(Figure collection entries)
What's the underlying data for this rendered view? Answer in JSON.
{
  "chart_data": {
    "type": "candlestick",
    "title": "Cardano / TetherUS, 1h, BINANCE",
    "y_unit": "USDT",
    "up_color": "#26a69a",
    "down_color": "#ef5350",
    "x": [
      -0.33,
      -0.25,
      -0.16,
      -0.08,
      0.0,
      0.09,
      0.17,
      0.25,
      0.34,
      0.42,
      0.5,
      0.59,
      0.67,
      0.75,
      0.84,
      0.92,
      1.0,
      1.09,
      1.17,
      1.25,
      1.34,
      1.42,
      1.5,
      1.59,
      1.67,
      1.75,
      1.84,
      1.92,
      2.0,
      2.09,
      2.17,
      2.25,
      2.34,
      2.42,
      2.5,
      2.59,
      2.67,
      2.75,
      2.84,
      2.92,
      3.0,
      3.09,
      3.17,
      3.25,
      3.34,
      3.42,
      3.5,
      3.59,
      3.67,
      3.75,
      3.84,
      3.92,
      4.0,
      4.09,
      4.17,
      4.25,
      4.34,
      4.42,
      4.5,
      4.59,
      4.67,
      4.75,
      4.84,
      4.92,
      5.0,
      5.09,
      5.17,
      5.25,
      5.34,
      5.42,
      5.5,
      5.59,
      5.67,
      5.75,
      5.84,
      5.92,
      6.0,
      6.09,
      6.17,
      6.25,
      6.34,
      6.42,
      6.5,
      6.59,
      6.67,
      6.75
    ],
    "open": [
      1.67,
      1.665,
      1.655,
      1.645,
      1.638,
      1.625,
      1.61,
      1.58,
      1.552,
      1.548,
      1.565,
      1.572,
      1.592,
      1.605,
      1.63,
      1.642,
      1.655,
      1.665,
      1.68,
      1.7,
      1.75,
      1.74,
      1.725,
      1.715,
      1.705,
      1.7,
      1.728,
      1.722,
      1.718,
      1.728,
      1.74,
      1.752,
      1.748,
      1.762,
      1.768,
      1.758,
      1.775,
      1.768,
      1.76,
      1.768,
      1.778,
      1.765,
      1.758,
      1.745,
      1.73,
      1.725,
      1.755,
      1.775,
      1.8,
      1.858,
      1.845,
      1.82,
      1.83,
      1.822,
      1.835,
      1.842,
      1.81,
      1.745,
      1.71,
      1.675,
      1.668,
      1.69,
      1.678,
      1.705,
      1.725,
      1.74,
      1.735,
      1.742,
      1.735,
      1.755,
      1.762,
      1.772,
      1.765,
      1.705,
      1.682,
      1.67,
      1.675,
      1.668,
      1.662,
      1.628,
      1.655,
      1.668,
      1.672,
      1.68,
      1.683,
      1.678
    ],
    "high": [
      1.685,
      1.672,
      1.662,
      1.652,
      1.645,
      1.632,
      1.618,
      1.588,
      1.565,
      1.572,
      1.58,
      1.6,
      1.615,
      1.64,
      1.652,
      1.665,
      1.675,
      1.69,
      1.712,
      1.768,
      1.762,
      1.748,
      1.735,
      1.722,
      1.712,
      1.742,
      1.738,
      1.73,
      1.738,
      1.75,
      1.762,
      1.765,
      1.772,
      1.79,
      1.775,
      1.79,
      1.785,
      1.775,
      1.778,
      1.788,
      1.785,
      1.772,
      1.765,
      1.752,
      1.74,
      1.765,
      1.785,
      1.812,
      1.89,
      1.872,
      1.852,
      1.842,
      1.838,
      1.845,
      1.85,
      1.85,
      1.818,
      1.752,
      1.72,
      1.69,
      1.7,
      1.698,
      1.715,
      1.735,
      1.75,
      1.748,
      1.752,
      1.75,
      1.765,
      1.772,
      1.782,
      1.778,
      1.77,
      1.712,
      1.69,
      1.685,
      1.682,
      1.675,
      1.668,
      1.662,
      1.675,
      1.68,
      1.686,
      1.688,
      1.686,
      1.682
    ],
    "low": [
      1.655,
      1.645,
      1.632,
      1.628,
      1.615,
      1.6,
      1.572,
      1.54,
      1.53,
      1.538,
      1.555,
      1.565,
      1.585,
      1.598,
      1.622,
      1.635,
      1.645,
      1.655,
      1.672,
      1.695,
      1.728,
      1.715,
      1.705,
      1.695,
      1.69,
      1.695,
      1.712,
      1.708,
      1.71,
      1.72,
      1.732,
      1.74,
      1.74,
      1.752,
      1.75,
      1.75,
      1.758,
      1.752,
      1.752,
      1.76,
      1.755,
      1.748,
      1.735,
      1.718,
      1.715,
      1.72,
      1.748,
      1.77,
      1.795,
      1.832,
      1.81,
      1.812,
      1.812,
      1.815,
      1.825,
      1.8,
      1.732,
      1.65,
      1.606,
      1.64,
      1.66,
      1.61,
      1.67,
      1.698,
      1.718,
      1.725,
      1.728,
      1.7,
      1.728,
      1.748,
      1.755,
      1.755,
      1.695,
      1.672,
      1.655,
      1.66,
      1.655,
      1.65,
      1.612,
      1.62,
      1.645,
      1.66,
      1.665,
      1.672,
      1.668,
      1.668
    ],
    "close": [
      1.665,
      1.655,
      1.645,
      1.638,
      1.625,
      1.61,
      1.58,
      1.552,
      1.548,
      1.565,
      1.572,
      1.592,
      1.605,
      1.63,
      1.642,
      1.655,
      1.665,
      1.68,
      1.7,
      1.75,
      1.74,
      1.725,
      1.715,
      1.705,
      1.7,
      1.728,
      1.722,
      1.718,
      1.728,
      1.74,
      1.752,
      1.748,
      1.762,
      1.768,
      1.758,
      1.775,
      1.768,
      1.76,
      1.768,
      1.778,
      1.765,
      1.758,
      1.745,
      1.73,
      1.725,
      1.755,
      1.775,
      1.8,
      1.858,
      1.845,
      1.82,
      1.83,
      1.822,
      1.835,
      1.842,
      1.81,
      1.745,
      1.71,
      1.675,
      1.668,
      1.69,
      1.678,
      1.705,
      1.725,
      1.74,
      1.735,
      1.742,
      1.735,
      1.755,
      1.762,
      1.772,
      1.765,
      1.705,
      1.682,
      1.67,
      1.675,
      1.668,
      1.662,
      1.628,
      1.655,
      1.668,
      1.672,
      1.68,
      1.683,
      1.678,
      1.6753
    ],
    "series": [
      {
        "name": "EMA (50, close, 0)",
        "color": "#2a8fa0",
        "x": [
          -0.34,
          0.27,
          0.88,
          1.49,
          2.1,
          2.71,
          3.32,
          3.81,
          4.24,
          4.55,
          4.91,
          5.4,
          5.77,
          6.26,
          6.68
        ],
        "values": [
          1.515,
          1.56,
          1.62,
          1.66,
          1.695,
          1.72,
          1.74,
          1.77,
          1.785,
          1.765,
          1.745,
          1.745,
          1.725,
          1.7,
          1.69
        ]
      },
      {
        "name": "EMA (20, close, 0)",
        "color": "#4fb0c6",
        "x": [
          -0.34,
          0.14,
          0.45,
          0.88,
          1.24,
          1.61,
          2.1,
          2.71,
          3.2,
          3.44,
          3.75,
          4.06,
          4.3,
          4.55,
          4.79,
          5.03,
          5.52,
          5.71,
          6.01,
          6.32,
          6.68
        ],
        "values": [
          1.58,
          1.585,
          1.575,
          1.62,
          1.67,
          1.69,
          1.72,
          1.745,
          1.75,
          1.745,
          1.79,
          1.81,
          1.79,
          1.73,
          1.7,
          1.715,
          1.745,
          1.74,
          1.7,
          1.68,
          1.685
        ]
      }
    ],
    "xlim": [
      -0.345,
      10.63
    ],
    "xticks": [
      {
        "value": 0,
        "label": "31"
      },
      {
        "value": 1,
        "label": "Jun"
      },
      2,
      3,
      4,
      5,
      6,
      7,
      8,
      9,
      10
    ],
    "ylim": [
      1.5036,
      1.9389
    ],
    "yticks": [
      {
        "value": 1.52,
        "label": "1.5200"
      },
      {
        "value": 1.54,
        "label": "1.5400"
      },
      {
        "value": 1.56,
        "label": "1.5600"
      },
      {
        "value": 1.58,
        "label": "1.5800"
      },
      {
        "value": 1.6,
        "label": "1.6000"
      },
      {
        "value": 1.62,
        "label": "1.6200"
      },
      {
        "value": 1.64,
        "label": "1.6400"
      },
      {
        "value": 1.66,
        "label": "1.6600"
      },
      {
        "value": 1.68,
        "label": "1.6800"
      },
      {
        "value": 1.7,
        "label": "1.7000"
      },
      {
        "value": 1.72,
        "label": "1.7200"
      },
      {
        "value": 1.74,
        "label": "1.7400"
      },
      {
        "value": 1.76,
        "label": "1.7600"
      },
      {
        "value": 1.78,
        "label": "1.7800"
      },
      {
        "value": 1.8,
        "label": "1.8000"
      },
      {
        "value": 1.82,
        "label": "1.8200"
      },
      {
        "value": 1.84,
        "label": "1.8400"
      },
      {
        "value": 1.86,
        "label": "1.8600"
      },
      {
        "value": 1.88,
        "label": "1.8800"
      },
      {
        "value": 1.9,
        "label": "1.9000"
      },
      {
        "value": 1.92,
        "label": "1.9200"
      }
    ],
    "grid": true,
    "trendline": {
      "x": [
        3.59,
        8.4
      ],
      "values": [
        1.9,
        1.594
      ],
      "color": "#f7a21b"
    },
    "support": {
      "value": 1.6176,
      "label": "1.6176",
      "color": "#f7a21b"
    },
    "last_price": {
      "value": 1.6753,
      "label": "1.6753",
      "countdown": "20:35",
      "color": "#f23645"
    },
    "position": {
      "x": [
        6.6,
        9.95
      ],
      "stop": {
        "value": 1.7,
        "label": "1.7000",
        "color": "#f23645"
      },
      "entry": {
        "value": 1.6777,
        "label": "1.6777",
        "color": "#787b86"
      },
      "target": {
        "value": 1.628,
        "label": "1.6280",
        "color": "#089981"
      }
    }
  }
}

What to work on: Display every line of the listing that contains the string "name".

Reply to the task:
        "name": "EMA (50, close, 0)",
        "name": "EMA (20, close, 0)",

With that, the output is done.